Locate the string "Position" throughout the material and copy every line in which it occurs.

# Start of RECORDED INFORMATION

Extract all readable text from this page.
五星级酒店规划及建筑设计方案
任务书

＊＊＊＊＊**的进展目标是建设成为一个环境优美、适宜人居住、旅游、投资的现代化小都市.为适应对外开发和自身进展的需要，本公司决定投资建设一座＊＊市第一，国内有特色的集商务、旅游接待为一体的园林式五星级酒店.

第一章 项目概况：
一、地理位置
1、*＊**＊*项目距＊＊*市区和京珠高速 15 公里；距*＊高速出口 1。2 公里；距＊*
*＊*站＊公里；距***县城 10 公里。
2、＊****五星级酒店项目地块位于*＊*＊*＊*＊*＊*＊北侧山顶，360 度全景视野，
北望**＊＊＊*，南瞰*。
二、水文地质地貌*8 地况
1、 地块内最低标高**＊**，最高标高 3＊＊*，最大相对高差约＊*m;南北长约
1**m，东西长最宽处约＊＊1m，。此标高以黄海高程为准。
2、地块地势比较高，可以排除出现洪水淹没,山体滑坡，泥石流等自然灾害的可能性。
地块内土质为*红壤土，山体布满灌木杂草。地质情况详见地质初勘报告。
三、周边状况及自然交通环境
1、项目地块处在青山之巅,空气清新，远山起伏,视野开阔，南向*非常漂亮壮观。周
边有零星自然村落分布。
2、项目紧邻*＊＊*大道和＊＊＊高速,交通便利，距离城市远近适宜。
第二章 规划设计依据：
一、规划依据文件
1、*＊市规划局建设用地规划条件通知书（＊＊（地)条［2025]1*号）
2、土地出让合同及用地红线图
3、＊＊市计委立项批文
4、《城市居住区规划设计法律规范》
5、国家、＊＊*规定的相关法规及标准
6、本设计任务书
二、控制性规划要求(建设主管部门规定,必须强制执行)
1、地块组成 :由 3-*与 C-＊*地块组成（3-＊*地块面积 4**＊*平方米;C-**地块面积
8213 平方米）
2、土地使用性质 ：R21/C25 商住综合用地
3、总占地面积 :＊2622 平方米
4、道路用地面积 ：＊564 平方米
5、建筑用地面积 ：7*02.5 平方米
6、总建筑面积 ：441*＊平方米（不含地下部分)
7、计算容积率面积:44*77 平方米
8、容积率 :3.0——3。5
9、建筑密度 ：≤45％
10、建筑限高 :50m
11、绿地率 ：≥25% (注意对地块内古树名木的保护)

# End of RECORDED INFORMATION
# Start of RECORDED INFORMATION

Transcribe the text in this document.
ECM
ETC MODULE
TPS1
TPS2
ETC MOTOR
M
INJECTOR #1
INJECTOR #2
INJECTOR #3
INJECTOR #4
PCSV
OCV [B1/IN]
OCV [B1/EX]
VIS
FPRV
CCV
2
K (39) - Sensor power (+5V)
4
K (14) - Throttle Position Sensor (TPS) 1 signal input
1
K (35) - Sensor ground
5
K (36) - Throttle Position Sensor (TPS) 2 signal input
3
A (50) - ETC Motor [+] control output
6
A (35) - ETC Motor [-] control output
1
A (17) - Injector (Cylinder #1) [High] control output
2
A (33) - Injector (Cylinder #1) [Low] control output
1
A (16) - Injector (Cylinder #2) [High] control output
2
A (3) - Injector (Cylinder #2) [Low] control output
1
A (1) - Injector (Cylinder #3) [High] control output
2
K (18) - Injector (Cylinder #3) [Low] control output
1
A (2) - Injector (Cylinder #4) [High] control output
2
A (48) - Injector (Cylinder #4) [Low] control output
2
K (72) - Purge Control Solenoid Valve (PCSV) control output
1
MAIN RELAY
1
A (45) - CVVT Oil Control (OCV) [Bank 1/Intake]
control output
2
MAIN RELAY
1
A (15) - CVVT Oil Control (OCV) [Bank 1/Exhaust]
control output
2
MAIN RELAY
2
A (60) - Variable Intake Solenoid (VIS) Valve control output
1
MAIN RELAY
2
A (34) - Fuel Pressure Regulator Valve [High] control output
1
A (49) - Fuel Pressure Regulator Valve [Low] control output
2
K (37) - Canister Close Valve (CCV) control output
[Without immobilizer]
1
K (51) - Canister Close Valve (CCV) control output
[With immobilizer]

# End of RECORDED INFORMATION

IN RESPONSE:
K (14) - Throttle Position Sensor (TPS) 1 signal input
K (36) - Throttle Position Sensor (TPS) 2 signal input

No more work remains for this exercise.